GIVEN TASK >> Return each line containing the string "grid".

EXTRACTED DATA >>
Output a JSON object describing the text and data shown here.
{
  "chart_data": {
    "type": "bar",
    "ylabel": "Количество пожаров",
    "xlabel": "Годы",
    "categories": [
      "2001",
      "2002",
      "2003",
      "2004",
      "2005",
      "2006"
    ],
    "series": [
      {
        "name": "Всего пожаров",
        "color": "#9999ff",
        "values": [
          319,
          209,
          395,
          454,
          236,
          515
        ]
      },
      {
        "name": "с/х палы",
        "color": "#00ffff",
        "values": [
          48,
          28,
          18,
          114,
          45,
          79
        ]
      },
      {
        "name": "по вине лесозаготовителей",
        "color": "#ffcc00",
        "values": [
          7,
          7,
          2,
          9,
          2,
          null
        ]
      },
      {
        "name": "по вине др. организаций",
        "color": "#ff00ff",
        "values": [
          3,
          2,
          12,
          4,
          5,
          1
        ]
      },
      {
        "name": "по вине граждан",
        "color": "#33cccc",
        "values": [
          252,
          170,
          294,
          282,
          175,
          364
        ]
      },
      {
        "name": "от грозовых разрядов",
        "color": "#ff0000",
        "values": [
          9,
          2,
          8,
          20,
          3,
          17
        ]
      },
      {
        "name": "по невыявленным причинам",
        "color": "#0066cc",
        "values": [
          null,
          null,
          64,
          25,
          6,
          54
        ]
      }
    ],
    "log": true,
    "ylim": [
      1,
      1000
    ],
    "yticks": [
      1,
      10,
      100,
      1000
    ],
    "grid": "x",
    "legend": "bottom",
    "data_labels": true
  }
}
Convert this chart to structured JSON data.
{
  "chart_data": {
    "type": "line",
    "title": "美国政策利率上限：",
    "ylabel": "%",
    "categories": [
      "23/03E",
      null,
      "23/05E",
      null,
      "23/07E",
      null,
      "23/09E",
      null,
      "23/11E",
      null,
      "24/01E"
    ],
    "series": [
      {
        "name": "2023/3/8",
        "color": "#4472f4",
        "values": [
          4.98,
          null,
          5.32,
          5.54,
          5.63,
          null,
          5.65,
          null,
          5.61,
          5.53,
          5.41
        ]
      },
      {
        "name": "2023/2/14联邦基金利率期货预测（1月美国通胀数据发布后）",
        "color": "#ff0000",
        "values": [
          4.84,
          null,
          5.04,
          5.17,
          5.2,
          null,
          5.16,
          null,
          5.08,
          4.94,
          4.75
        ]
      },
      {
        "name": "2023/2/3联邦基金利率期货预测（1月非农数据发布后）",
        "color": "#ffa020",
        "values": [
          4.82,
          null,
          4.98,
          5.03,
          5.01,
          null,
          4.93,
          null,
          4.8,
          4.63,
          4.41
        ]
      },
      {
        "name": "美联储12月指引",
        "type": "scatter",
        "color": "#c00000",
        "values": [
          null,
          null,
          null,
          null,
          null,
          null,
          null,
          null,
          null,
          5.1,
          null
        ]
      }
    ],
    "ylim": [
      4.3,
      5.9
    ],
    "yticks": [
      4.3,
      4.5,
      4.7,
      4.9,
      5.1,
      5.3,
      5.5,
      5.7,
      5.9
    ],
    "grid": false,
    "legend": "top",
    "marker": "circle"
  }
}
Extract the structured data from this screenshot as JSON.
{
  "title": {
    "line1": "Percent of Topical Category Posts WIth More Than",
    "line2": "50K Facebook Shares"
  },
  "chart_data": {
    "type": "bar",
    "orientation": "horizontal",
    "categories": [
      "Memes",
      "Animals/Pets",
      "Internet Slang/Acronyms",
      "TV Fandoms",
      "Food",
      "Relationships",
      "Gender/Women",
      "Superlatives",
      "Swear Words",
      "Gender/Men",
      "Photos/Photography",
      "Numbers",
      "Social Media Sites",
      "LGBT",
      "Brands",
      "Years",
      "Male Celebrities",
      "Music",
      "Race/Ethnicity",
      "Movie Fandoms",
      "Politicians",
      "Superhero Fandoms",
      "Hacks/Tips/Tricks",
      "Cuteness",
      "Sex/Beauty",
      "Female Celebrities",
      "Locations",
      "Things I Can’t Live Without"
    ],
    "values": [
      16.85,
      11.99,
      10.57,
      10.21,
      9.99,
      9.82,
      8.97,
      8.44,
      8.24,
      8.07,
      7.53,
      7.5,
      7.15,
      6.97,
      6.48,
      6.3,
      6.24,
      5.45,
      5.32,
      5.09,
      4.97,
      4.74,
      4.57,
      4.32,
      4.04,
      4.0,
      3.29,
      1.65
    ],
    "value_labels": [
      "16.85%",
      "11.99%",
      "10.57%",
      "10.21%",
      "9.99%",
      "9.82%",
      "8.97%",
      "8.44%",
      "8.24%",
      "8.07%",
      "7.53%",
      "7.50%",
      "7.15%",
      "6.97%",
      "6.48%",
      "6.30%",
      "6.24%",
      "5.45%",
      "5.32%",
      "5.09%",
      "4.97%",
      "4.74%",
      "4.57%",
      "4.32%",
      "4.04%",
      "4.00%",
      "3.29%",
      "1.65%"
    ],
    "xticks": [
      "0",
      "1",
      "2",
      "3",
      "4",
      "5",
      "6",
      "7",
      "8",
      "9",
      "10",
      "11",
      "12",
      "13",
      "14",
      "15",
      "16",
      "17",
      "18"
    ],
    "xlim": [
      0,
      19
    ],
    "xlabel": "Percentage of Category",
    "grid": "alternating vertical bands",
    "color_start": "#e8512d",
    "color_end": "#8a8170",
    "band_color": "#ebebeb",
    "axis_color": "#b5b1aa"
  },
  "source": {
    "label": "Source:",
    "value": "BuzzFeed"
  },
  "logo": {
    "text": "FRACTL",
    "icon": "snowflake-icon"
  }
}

FULL RESPONSE >>
    "grid": "x",
    "grid": false,
    "grid": "alternating vertical bands",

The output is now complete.